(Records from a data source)
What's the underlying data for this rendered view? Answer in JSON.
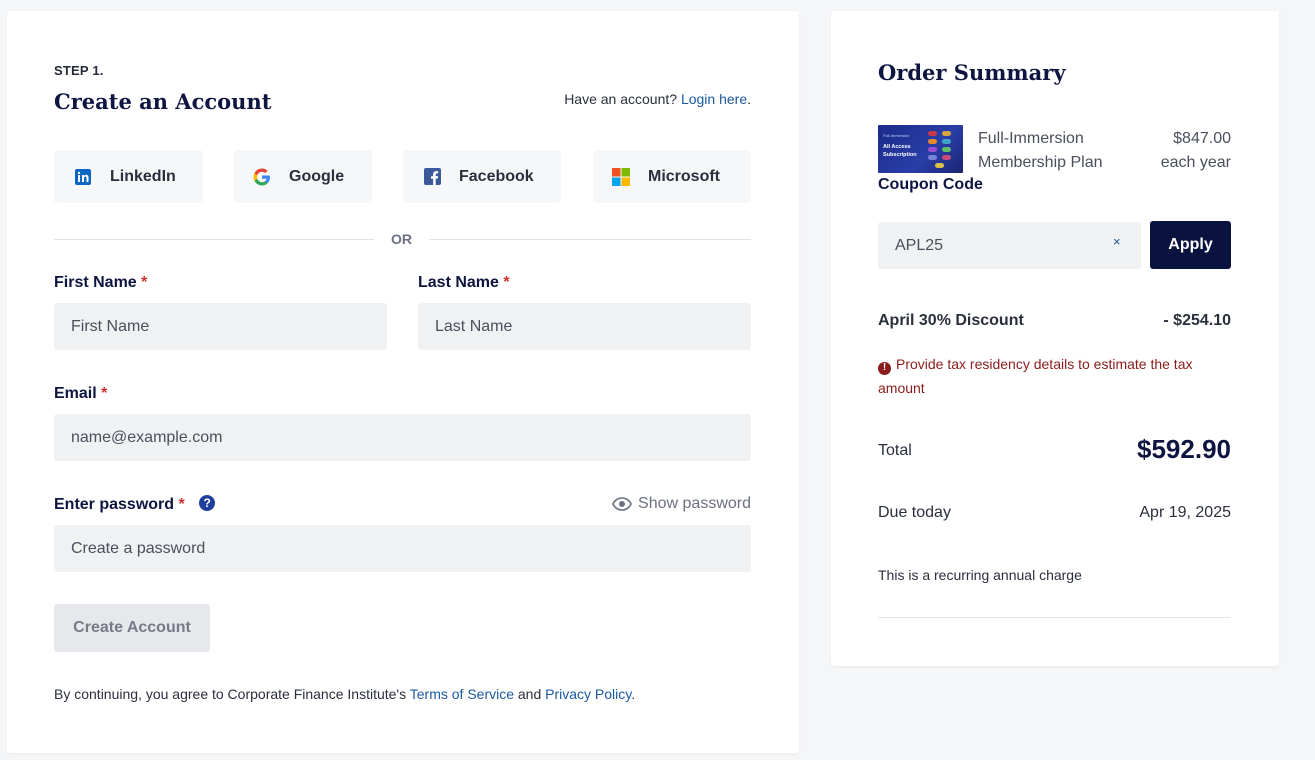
{
  "account": {
    "step": "STEP 1.",
    "title": "Create an Account",
    "have_account": "Have an account?",
    "login_link": "Login here",
    "login_punct": ".",
    "social": [
      {
        "label": "LinkedIn",
        "icon": "linkedin-icon"
      },
      {
        "label": "Google",
        "icon": "google-icon"
      },
      {
        "label": "Facebook",
        "icon": "facebook-icon"
      },
      {
        "label": "Microsoft",
        "icon": "microsoft-icon"
      }
    ],
    "or": "OR",
    "first_name": {
      "label": "First Name",
      "placeholder": "First Name"
    },
    "last_name": {
      "label": "Last Name",
      "placeholder": "Last Name"
    },
    "email": {
      "label": "Email",
      "placeholder": "name@example.com"
    },
    "password": {
      "label": "Enter password",
      "placeholder": "Create a password",
      "show": "Show password"
    },
    "required_mark": "*",
    "help": "?",
    "create_button": "Create Account",
    "terms_prefix": "By continuing, you agree to Corporate Finance Institute's",
    "terms_link": "Terms of Service",
    "terms_and": "and",
    "privacy_link": "Privacy Policy",
    "terms_end": "."
  },
  "summary": {
    "title": "Order Summary",
    "product": {
      "name_line1": "Full-Immersion",
      "name_line2": "Membership Plan",
      "price": "$847.00",
      "period": "each year",
      "thumb_small": "Full-Immersion",
      "thumb_line1": "All Access",
      "thumb_line2": "Subscription"
    },
    "coupon_label": "Coupon Code",
    "coupon_value": "APL25",
    "clear": "×",
    "apply": "Apply",
    "discount_label": "April 30% Discount",
    "discount_value": "- $254.10",
    "warning": "Provide tax residency details to estimate the tax amount",
    "warning_icon": "!",
    "total_label": "Total",
    "total_value": "$592.90",
    "due_label": "Due today",
    "due_value": "Apr 19, 2025",
    "recurring": "This is a recurring annual charge"
  },
  "colors": {
    "navy": "#0e1540",
    "link": "#1b5aa0",
    "error": "#8c1c1c",
    "required": "#d0312d"
  }
}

- _TO DO_
Scan the lines above for "password", then copy every one that has it.

- _ANSWER TO THIS EXERCISE_
    "password": {
      "label": "Enter password",
      "placeholder": "Create a password",
      "show": "Show password"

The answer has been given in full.